(Data items)

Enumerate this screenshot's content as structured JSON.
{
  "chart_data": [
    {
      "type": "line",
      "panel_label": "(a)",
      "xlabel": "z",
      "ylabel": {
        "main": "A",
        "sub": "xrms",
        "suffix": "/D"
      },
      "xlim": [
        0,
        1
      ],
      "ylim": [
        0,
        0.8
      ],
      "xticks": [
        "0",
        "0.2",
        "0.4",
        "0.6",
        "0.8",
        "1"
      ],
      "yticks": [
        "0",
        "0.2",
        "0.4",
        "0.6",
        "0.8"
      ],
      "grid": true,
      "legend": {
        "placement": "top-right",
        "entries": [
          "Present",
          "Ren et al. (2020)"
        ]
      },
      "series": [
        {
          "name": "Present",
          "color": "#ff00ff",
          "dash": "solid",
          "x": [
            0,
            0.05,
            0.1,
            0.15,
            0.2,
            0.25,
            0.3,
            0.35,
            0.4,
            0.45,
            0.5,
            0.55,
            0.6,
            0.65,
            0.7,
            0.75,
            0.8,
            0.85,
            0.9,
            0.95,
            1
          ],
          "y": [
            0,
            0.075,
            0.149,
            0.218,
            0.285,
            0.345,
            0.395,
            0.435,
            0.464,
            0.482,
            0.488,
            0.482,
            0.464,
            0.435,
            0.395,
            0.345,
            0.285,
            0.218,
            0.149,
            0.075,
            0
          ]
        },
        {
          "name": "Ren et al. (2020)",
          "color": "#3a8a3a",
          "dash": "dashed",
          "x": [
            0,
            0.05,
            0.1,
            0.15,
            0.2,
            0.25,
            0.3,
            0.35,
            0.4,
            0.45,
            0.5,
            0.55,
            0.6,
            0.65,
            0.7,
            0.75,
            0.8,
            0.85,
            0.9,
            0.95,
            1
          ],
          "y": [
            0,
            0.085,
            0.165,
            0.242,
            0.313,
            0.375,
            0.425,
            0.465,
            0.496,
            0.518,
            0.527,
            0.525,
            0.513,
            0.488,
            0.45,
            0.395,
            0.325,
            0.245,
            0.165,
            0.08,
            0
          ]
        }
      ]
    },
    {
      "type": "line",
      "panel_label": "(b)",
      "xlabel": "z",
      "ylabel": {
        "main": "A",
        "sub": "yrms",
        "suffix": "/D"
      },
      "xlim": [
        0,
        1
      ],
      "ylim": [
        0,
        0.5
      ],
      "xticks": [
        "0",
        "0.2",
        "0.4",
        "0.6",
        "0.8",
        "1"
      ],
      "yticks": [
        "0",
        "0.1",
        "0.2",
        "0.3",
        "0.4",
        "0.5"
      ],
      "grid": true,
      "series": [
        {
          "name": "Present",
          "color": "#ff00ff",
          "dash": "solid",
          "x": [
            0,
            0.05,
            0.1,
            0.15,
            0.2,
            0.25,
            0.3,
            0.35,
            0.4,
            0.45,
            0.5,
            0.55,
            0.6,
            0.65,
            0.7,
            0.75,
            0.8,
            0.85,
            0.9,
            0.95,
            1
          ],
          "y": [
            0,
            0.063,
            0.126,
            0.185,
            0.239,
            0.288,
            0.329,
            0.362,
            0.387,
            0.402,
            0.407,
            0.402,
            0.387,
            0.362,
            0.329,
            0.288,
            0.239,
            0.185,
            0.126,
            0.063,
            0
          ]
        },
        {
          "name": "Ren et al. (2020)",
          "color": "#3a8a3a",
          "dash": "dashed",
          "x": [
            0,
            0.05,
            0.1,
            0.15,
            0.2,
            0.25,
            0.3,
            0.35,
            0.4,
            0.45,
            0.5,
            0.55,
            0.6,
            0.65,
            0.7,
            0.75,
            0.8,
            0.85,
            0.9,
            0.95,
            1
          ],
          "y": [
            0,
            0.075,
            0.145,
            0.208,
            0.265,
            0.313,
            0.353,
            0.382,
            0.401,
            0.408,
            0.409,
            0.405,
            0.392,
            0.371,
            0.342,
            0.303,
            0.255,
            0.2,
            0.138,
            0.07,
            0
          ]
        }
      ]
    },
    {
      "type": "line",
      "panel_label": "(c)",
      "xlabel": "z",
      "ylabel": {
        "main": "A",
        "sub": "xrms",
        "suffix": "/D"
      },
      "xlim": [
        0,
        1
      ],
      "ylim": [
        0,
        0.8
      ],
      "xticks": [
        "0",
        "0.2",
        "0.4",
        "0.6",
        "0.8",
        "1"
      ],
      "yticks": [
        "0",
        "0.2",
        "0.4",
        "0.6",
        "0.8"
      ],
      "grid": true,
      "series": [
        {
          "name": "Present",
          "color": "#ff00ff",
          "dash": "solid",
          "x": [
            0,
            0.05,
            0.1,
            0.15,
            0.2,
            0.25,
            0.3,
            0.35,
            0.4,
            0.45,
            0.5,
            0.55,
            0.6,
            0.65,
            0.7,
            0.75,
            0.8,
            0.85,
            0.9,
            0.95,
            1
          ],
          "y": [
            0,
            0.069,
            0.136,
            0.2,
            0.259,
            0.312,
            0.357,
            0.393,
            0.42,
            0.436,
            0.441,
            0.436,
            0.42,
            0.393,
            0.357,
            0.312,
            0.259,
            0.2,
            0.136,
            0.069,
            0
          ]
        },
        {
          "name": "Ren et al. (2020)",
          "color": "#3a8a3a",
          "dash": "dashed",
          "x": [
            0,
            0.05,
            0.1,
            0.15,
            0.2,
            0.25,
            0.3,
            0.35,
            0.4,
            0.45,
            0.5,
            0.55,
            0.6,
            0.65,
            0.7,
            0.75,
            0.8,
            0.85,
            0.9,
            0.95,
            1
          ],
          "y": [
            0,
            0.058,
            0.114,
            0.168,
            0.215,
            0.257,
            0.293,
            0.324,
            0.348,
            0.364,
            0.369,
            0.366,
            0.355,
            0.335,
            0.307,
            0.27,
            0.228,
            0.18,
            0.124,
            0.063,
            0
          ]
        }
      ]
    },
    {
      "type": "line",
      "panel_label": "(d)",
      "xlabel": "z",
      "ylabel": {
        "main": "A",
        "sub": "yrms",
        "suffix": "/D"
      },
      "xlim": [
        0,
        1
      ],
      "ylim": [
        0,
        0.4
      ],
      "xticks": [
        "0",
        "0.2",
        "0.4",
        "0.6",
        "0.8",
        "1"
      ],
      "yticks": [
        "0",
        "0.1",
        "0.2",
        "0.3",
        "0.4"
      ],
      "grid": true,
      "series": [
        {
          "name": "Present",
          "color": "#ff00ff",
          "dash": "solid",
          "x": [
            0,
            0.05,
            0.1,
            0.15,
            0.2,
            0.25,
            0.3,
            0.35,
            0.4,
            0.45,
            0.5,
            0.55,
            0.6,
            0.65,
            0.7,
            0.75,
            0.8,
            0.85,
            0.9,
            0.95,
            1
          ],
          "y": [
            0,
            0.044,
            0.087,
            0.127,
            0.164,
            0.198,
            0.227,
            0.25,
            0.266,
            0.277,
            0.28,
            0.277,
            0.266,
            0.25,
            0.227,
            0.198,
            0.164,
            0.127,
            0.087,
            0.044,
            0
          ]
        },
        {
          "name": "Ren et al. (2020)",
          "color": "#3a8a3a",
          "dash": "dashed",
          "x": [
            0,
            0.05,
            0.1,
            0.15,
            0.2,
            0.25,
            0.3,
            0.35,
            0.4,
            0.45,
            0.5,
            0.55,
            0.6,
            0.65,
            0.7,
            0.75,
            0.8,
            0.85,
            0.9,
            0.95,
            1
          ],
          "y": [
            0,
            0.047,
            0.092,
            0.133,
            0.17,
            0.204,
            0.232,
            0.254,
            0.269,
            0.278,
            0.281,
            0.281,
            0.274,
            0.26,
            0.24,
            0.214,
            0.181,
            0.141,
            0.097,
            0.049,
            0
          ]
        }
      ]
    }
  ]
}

Challenge:
Every line above should be written out again exactly as it stands.

Reply:
Enumerate this screenshot's content as structured JSON.
{
  "chart_data": [
    {
      "type": "line",
      "panel_label": "(a)",
      "xlabel": "z",
      "ylabel": {
        "main": "A",
        "sub": "xrms",
        "suffix": "/D"
      },
      "xlim": [
        0,
        1
      ],
      "ylim": [
        0,
        0.8
      ],
      "xticks": [
        "0",
        "0.2",
        "0.4",
        "0.6",
        "0.8",
        "1"
      ],
      "yticks": [
        "0",
        "0.2",
        "0.4",
        "0.6",
        "0.8"
      ],
      "grid": true,
      "legend": {
        "placement": "top-right",
        "entries": [
          "Present",
          "Ren et al. (2020)"
        ]
      },
      "series": [
        {
          "name": "Present",
          "color": "#ff00ff",
          "dash": "solid",
          "x": [
            0,
            0.05,
            0.1,
            0.15,
            0.2,
            0.25,
            0.3,
            0.35,
            0.4,
            0.45,
            0.5,
            0.55,
            0.6,
            0.65,
            0.7,
            0.75,
            0.8,
            0.85,
            0.9,
            0.95,
            1
          ],
          "y": [
            0,
            0.075,
            0.149,
            0.218,
            0.285,
            0.345,
            0.395,
            0.435,
            0.464,
            0.482,
            0.488,
            0.482,
            0.464,
            0.435,
            0.395,
            0.345,
            0.285,
            0.218,
            0.149,
            0.075,
            0
          ]
        },
        {
          "name": "Ren et al. (2020)",
          "color": "#3a8a3a",
          "dash": "dashed",
          "x": [
            0,
            0.05,
            0.1,
            0.15,
            0.2,
            0.25,
            0.3,
            0.35,
            0.4,
            0.45,
            0.5,
            0.55,
            0.6,
            0.65,
            0.7,
            0.75,
            0.8,
            0.85,
            0.9,
            0.95,
            1
          ],
          "y": [
            0,
            0.085,
            0.165,
            0.242,
            0.313,
            0.375,
            0.425,
            0.465,
            0.496,
            0.518,
            0.527,
            0.525,
            0.513,
            0.488,
            0.45,
            0.395,
            0.325,
            0.245,
            0.165,
            0.08,
            0
          ]
        }
      ]
    },
    {
      "type": "line",
      "panel_label": "(b)",
      "xlabel": "z",
      "ylabel": {
        "main": "A",
        "sub": "yrms",
        "suffix": "/D"
      },
      "xlim": [
        0,
        1
      ],
      "ylim": [
        0,
        0.5
      ],
      "xticks": [
        "0",
        "0.2",
        "0.4",
        "0.6",
        "0.8",
        "1"
      ],
      "yticks": [
        "0",
        "0.1",
        "0.2",
        "0.3",
        "0.4",
        "0.5"
      ],
      "grid": true,
      "series": [
        {
          "name": "Present",
          "color": "#ff00ff",
          "dash": "solid",
          "x": [
            0,
            0.05,
            0.1,
            0.15,
            0.2,
            0.25,
            0.3,
            0.35,
            0.4,
            0.45,
            0.5,
            0.55,
            0.6,
            0.65,
            0.7,
            0.75,
            0.8,
            0.85,
            0.9,
            0.95,
            1
          ],
          "y": [
            0,
            0.063,
            0.126,
            0.185,
            0.239,
            0.288,
            0.329,
            0.362,
            0.387,
            0.402,
            0.407,
            0.402,
            0.387,
            0.362,
            0.329,
            0.288,
            0.239,
            0.185,
            0.126,
            0.063,
            0
          ]
        },
        {
          "name": "Ren et al. (2020)",
          "color": "#3a8a3a",
          "dash": "dashed",
          "x": [
            0,
            0.05,
            0.1,
            0.15,
            0.2,
            0.25,
            0.3,
            0.35,
            0.4,
            0.45,
            0.5,
            0.55,
            0.6,
            0.65,
            0.7,
            0.75,
            0.8,
            0.85,
            0.9,
            0.95,
            1
          ],
          "y": [
            0,
            0.075,
            0.145,
            0.208,
            0.265,
            0.313,
            0.353,
            0.382,
            0.401,
            0.408,
            0.409,
            0.405,
            0.392,
            0.371,
            0.342,
            0.303,
            0.255,
            0.2,
            0.138,
            0.07,
            0
          ]
        }
      ]
    },
    {
      "type": "line",
      "panel_label": "(c)",
      "xlabel": "z",
      "ylabel": {
        "main": "A",
        "sub": "xrms",
        "suffix": "/D"
      },
      "xlim": [
        0,
        1
      ],
      "ylim": [
        0,
        0.8
      ],
      "xticks": [
        "0",
        "0.2",
        "0.4",
        "0.6",
        "0.8",
        "1"
      ],
      "yticks": [
        "0",
        "0.2",
        "0.4",
        "0.6",
        "0.8"
      ],
      "grid": true,
      "series": [
        {
          "name": "Present",
          "color": "#ff00ff",
          "dash": "solid",
          "x": [
            0,
            0.05,
            0.1,
            0.15,
            0.2,
            0.25,
            0.3,
            0.35,
            0.4,
            0.45,
            0.5,
            0.55,
            0.6,
            0.65,
            0.7,
            0.75,
            0.8,
            0.85,
            0.9,
            0.95,
            1
          ],
          "y": [
            0,
            0.069,
            0.136,
            0.2,
            0.259,
            0.312,
            0.357,
            0.393,
            0.42,
            0.436,
            0.441,
            0.436,
            0.42,
            0.393,
            0.357,
            0.312,
            0.259,
            0.2,
            0.136,
            0.069,
            0
          ]
        },
        {
          "name": "Ren et al. (2020)",
          "color": "#3a8a3a",
          "dash": "dashed",
          "x": [
            0,
            0.05,
            0.1,
            0.15,
            0.2,
            0.25,
            0.3,
            0.35,
            0.4,
            0.45,
            0.5,
            0.55,
            0.6,
            0.65,
            0.7,
            0.75,
            0.8,
            0.85,
            0.9,
            0.95,
            1
          ],
          "y": [
            0,
            0.058,
            0.114,
            0.168,
            0.215,
            0.257,
            0.293,
            0.324,
            0.348,
            0.364,
            0.369,
            0.366,
            0.355,
            0.335,
            0.307,
            0.27,
            0.228,
            0.18,
            0.124,
            0.063,
            0
          ]
        }
      ]
    },
    {
      "type": "line",
      "panel_label": "(d)",
      "xlabel": "z",
      "ylabel": {
        "main": "A",
        "sub": "yrms",
        "suffix": "/D"
      },
      "xlim": [
        0,
        1
      ],
      "ylim": [
        0,
        0.4
      ],
      "xticks": [
        "0",
        "0.2",
        "0.4",
        "0.6",
        "0.8",
        "1"
      ],
      "yticks": [
        "0",
        "0.1",
        "0.2",
        "0.3",
        "0.4"
      ],
      "grid": true,
      "series": [
        {
          "name": "Present",
          "color": "#ff00ff",
          "dash": "solid",
          "x": [
            0,
            0.05,
            0.1,
            0.15,
            0.2,
            0.25,
            0.3,
            0.35,
            0.4,
            0.45,
            0.5,
            0.55,
            0.6,
            0.65,
            0.7,
            0.75,
            0.8,
            0.85,
            0.9,
            0.95,
            1
          ],
          "y": [
            0,
            0.044,
            0.087,
            0.127,
            0.164,
            0.198,
            0.227,
            0.25,
            0.266,
            0.277,
            0.28,
            0.277,
            0.266,
            0.25,
            0.227,
            0.198,
            0.164,
            0.127,
            0.087,
            0.044,
            0
          ]
        },
        {
          "name": "Ren et al. (2020)",
          "color": "#3a8a3a",
          "dash": "dashed",
          "x": [
            0,
            0.05,
            0.1,
            0.15,
            0.2,
            0.25,
            0.3,
            0.35,
            0.4,
            0.45,
            0.5,
            0.55,
            0.6,
            0.65,
            0.7,
            0.75,
            0.8,
            0.85,
            0.9,
            0.95,
            1
          ],
          "y": [
            0,
            0.047,
            0.092,
            0.133,
            0.17,
            0.204,
            0.232,
            0.254,
            0.269,
            0.278,
            0.281,
            0.281,
            0.274,
            0.26,
            0.24,
            0.214,
            0.181,
            0.141,
            0.097,
            0.049,
            0
          ]
        }
      ]
    }
  ]
}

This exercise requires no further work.